▸ **What you need to do**
Repeat, exactly and in full, the lines of the listing below, but without any pictures.

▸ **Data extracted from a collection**
*****

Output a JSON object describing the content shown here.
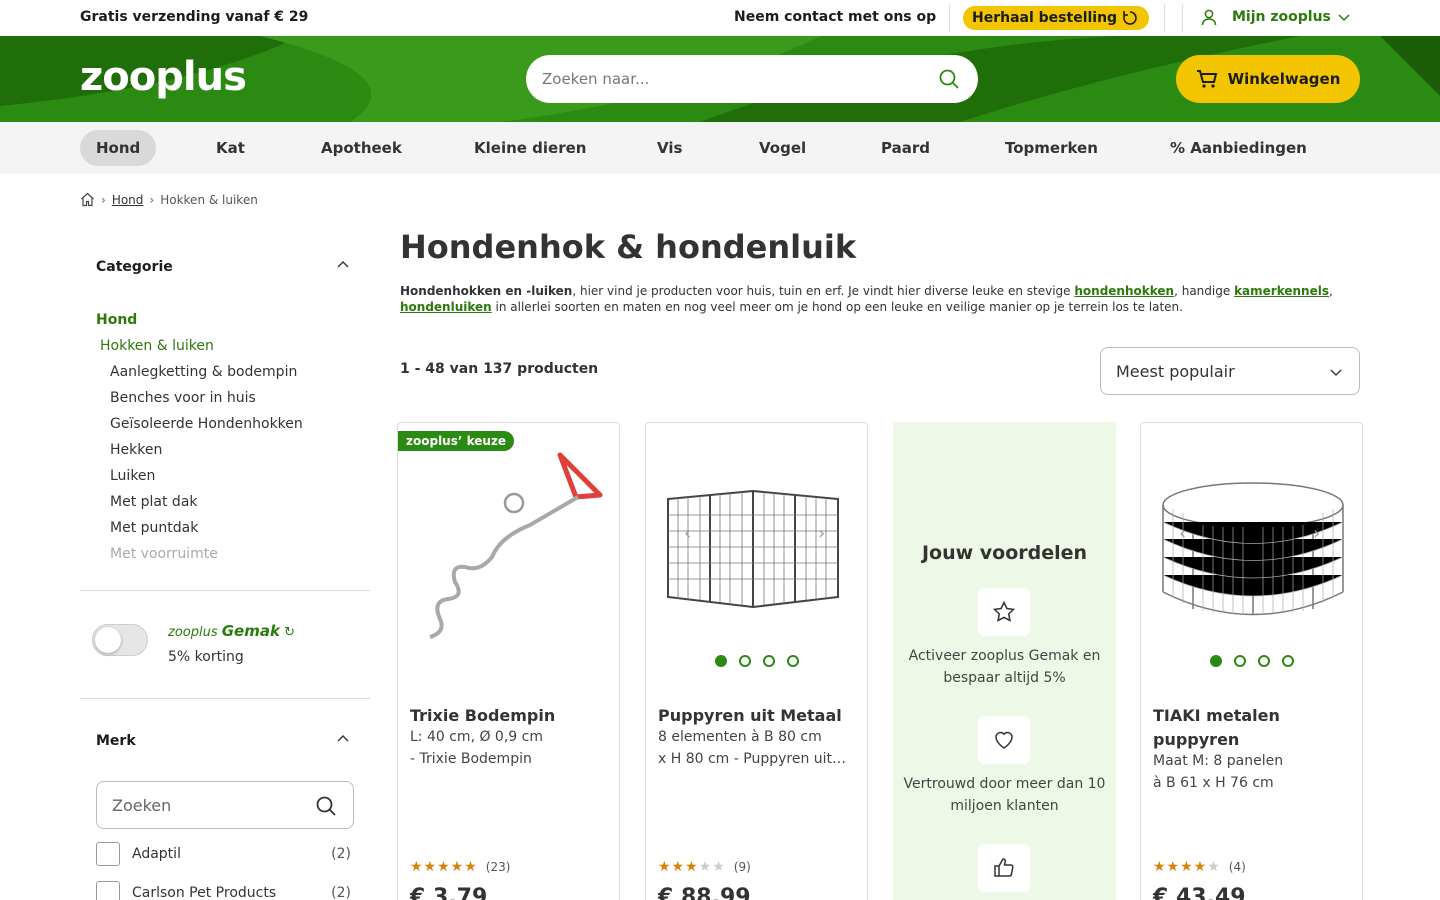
{
  "topbar": {
    "shipping": "Gratis verzending vanaf € 29",
    "contact": "Neem contact met ons op",
    "reorder": "Herhaal bestelling",
    "account": "Mijn zooplus"
  },
  "header": {
    "logo": "zooplus",
    "search_placeholder": "Zoeken naar...",
    "cart": "Winkelwagen"
  },
  "nav": [
    "Hond",
    "Kat",
    "Apotheek",
    "Kleine dieren",
    "Vis",
    "Vogel",
    "Paard",
    "Topmerken",
    "% Aanbiedingen"
  ],
  "breadcrumb": {
    "level1": "Hond",
    "level2": "Hokken & luiken"
  },
  "sidebar": {
    "category_title": "Categorie",
    "root": "Hond",
    "current": "Hokken & luiken",
    "subcategories": [
      "Aanlegketting & bodempin",
      "Benches voor in huis",
      "Geïsoleerde Hondenhokken",
      "Hekken",
      "Luiken",
      "Met plat dak",
      "Met puntdak",
      "Met voorruimte"
    ],
    "gemak_brand": "zooplus",
    "gemak_name": "Gemak",
    "gemak_text": "5% korting",
    "brand_title": "Merk",
    "brand_search_placeholder": "Zoeken",
    "brands": [
      {
        "name": "Adaptil",
        "count": "(2)"
      },
      {
        "name": "Carlson Pet Products",
        "count": "(2)"
      }
    ]
  },
  "main": {
    "title": "Hondenhok & hondenluik",
    "intro_bold": "Hondenhokken en -luiken",
    "intro_1": ", hier vind je producten voor huis, tuin en erf. Je vindt hier diverse leuke en stevige ",
    "link_1": "hondenhokken",
    "intro_2": ", handige ",
    "link_2": "kamerkennels",
    "intro_3": ", ",
    "link_3": "hondenluiken",
    "intro_4": " in allerlei soorten en maten en nog veel meer om je hond op een leuke en veilige manier op je terrein los te laten.",
    "count": "1 - 48 van 137 producten",
    "sort": "Meest populair"
  },
  "products": [
    {
      "badge": "zooplus’ keuze",
      "name": "Trixie Bodempin",
      "desc1": "L: 40 cm, Ø 0,9 cm",
      "desc2": "- Trixie Bodempin",
      "reviews": "(23)",
      "rating": 5,
      "price": "€ 3,79"
    },
    {
      "name": "Puppyren uit Metaal",
      "desc1": "8 elementen à B 80 cm",
      "desc2": "x H 80 cm - Puppyren uit…",
      "reviews": "(9)",
      "rating": 3,
      "price": "€ 88,99"
    },
    {
      "name": "TIAKI metalen puppyren",
      "desc1": "Maat M: 8 panelen",
      "desc2": "à B 61 x H 76 cm",
      "reviews": "(4)",
      "rating": 4,
      "price": "€ 43,49"
    }
  ],
  "promo": {
    "title": "Jouw voordelen",
    "benefit1": "Activeer zooplus Gemak en bespaar altijd 5%",
    "benefit2": "Vertrouwd door meer dan 10 miljoen klanten"
  },
  "colors": {
    "brand_green": "#2b8a12",
    "accent_yellow": "#f3c400",
    "link_green": "#2b7a0b"
  }
}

*****

▸ **Task answer**
Output a JSON object describing the content shown here.
{
  "topbar": {
    "shipping": "Gratis verzending vanaf € 29",
    "contact": "Neem contact met ons op",
    "reorder": "Herhaal bestelling",
    "account": "Mijn zooplus"
  },
  "header": {
    "logo": "zooplus",
    "search_placeholder": "Zoeken naar...",
    "cart": "Winkelwagen"
  },
  "nav": [
    "Hond",
    "Kat",
    "Apotheek",
    "Kleine dieren",
    "Vis",
    "Vogel",
    "Paard",
    "Topmerken",
    "% Aanbiedingen"
  ],
  "breadcrumb": {
    "level1": "Hond",
    "level2": "Hokken & luiken"
  },
  "sidebar": {
    "category_title": "Categorie",
    "root": "Hond",
    "current": "Hokken & luiken",
    "subcategories": [
      "Aanlegketting & bodempin",
      "Benches voor in huis",
      "Geïsoleerde Hondenhokken",
      "Hekken",
      "Luiken",
      "Met plat dak",
      "Met puntdak",
      "Met voorruimte"
    ],
    "gemak_brand": "zooplus",
    "gemak_name": "Gemak",
    "gemak_text": "5% korting",
    "brand_title": "Merk",
    "brand_search_placeholder": "Zoeken",
    "brands": [
      {
        "name": "Adaptil",
        "count": "(2)"
      },
      {
        "name": "Carlson Pet Products",
        "count": "(2)"
      }
    ]
  },
  "main": {
    "title": "Hondenhok & hondenluik",
    "intro_bold": "Hondenhokken en -luiken",
    "intro_1": ", hier vind je producten voor huis, tuin en erf. Je vindt hier diverse leuke en stevige ",
    "link_1": "hondenhokken",
    "intro_2": ", handige ",
    "link_2": "kamerkennels",
    "intro_3": ", ",
    "link_3": "hondenluiken",
    "intro_4": " in allerlei soorten en maten en nog veel meer om je hond op een leuke en veilige manier op je terrein los te laten.",
    "count": "1 - 48 van 137 producten",
    "sort": "Meest populair"
  },
  "products": [
    {
      "badge": "zooplus’ keuze",
      "name": "Trixie Bodempin",
      "desc1": "L: 40 cm, Ø 0,9 cm",
      "desc2": "- Trixie Bodempin",
      "reviews": "(23)",
      "rating": 5,
      "price": "€ 3,79"
    },
    {
      "name": "Puppyren uit Metaal",
      "desc1": "8 elementen à B 80 cm",
      "desc2": "x H 80 cm - Puppyren uit…",
      "reviews": "(9)",
      "rating": 3,
      "price": "€ 88,99"
    },
    {
      "name": "TIAKI metalen puppyren",
      "desc1": "Maat M: 8 panelen",
      "desc2": "à B 61 x H 76 cm",
      "reviews": "(4)",
      "rating": 4,
      "price": "€ 43,49"
    }
  ],
  "promo": {
    "title": "Jouw voordelen",
    "benefit1": "Activeer zooplus Gemak en bespaar altijd 5%",
    "benefit2": "Vertrouwd door meer dan 10 miljoen klanten"
  },
  "colors": {
    "brand_green": "#2b8a12",
    "accent_yellow": "#f3c400",
    "link_green": "#2b7a0b"
  }
}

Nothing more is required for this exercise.